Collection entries
○ ○ ○ ○ ○

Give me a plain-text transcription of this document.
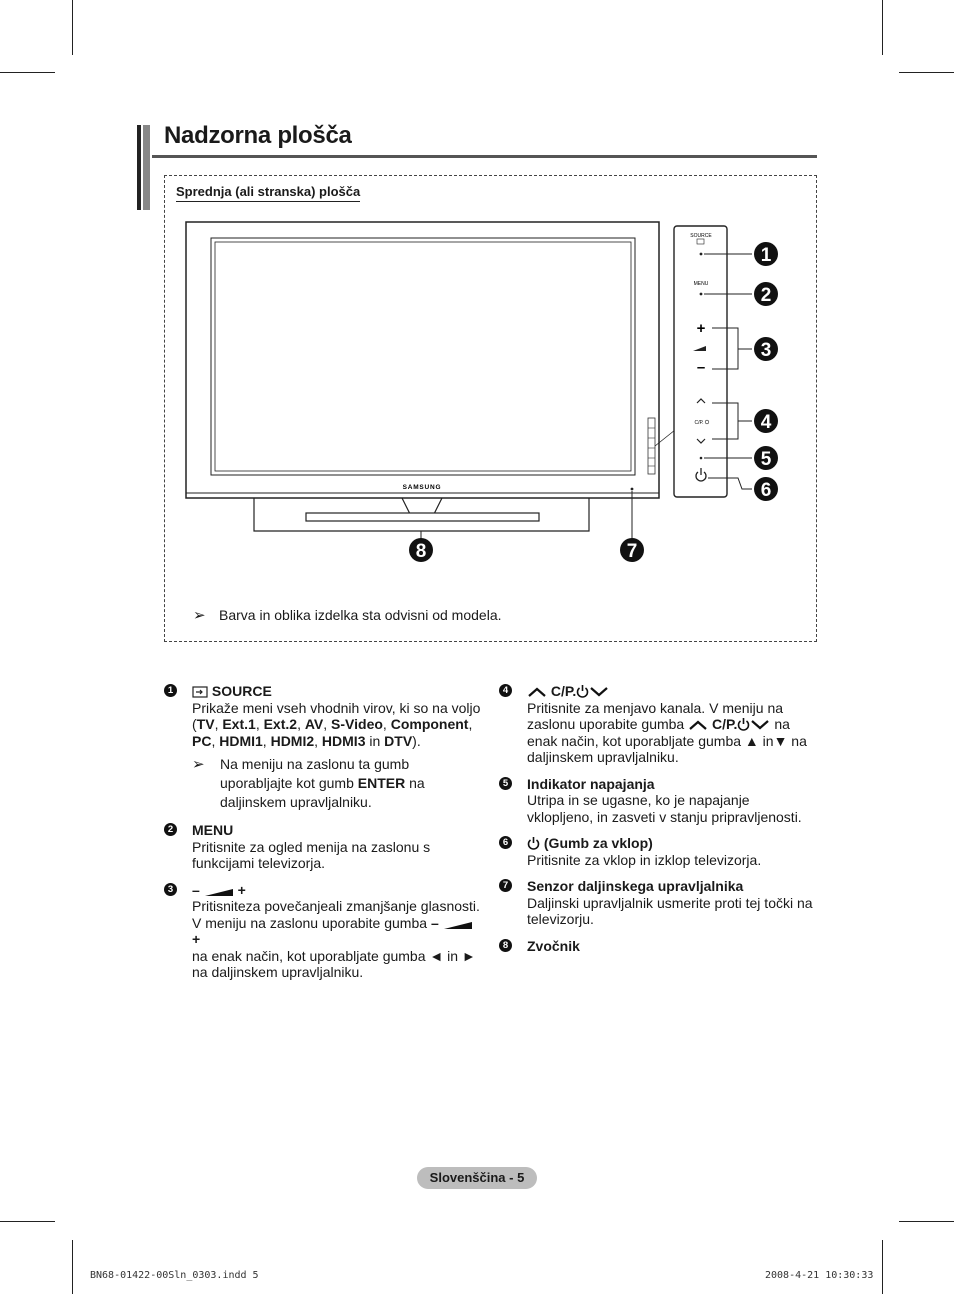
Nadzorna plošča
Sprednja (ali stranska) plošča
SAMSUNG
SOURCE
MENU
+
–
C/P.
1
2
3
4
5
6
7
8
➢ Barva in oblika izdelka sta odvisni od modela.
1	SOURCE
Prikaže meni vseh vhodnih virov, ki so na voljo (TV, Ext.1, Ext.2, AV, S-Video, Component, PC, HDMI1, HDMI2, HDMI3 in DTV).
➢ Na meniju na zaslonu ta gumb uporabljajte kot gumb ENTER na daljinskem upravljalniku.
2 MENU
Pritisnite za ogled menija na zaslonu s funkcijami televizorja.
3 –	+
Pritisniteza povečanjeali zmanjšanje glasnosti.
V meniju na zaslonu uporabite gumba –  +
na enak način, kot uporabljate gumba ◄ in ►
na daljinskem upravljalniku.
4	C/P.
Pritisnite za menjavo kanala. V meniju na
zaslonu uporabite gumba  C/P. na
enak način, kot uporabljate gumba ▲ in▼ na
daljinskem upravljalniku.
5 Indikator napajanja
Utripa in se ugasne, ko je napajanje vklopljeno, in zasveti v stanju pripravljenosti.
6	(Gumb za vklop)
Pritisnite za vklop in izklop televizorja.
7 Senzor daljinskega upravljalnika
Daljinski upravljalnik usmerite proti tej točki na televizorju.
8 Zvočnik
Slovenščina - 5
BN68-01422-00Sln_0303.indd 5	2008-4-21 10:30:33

○ ○ ○ ○ ○

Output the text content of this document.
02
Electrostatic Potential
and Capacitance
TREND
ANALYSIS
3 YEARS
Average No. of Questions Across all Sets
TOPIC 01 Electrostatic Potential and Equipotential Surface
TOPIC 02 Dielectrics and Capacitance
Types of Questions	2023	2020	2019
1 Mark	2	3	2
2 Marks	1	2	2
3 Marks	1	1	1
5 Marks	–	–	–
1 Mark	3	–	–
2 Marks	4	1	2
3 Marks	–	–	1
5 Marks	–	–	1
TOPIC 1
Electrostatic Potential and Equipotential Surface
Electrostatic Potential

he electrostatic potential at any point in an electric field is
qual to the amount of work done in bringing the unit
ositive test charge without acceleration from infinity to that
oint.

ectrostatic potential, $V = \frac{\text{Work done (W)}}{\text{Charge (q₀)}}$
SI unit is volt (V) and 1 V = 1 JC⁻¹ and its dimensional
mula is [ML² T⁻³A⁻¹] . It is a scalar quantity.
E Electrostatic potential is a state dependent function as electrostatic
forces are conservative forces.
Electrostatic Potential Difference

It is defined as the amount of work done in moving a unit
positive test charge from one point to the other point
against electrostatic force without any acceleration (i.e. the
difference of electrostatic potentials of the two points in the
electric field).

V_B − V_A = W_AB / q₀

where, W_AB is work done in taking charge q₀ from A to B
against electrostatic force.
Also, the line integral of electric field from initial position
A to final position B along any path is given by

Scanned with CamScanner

○ ○ ○ ○ ○

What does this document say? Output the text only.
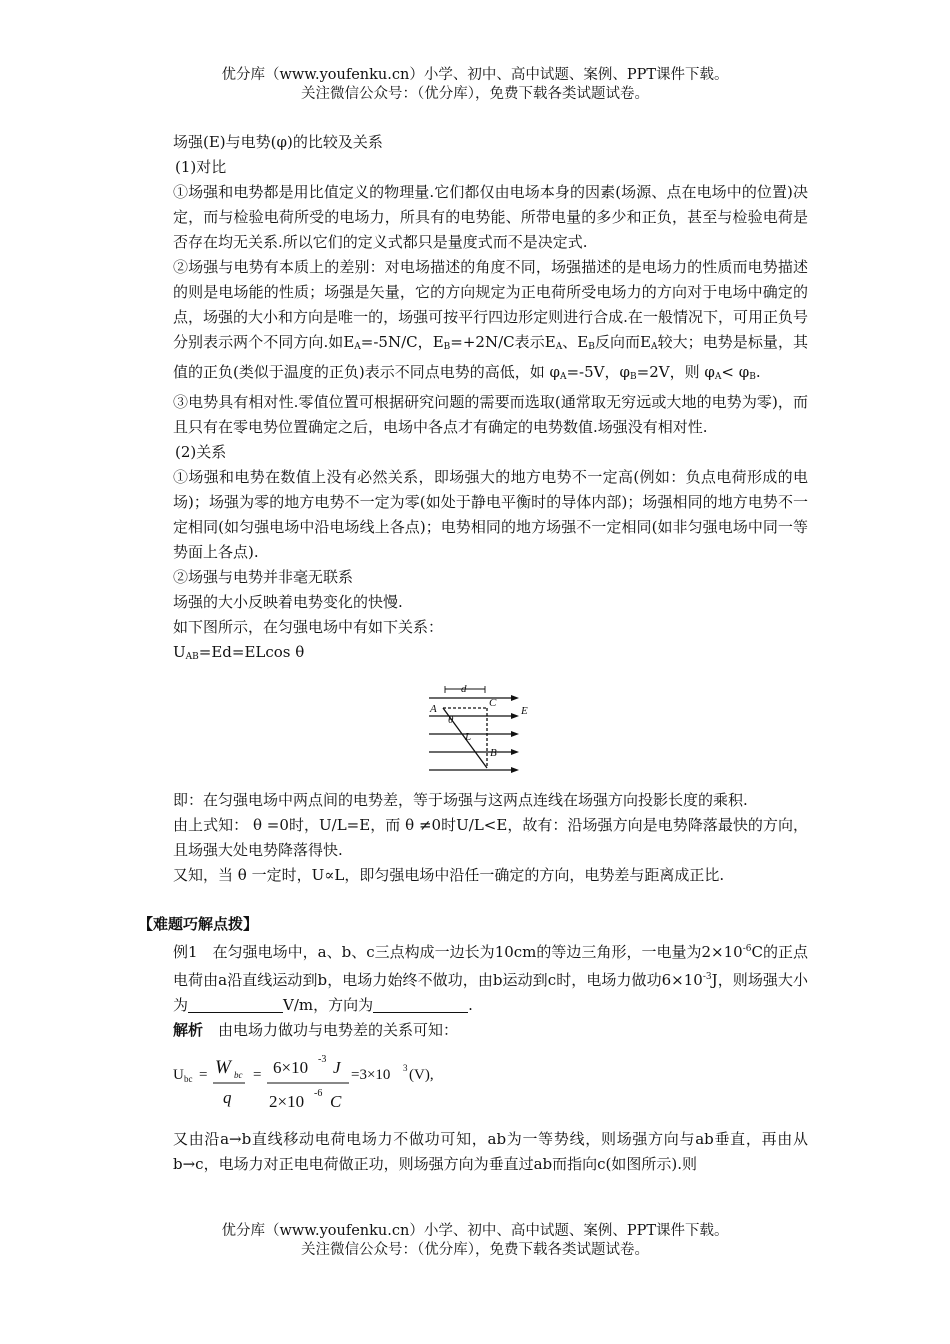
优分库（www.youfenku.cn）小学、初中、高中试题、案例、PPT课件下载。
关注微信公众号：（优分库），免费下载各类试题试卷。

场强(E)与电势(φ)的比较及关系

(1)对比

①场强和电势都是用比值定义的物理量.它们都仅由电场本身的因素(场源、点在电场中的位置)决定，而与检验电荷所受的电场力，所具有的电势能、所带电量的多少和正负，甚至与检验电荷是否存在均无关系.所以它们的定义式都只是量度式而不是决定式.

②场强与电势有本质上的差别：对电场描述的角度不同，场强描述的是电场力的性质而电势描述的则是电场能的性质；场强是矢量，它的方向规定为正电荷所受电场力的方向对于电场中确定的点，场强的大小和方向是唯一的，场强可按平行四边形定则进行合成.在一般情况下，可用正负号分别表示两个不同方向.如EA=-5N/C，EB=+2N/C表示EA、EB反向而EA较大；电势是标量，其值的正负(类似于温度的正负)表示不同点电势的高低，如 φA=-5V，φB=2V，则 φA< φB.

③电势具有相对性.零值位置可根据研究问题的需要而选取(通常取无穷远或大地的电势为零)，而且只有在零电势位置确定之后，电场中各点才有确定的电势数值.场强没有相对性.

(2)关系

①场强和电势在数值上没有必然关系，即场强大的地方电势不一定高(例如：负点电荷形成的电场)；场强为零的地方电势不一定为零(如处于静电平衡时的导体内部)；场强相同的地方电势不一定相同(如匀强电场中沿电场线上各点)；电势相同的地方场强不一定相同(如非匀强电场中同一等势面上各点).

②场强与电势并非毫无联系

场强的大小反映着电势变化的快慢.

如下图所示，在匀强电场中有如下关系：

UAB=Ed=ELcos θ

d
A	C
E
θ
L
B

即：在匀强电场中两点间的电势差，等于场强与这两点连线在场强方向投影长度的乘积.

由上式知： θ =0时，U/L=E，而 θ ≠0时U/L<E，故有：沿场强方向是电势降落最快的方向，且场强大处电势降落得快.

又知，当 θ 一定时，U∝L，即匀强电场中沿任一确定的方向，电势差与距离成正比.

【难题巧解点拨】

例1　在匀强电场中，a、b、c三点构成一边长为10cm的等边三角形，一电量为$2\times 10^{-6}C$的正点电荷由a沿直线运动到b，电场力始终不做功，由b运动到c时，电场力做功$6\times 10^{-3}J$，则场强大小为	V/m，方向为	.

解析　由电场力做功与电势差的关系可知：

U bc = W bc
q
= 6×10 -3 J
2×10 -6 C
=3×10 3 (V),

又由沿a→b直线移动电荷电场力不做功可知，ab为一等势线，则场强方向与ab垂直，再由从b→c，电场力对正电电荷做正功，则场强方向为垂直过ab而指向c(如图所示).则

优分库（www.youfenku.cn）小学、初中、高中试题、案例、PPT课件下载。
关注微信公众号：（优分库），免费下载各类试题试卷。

○ ○ ○ ○ ○

Work required ▸
Pull out all lines from the entries above in which the word "enak" appears.

Problem solution ▸
na enak način, kot uporabljate gumba ◄ in ►
enak način, kot uporabljate gumba ▲ in▼ na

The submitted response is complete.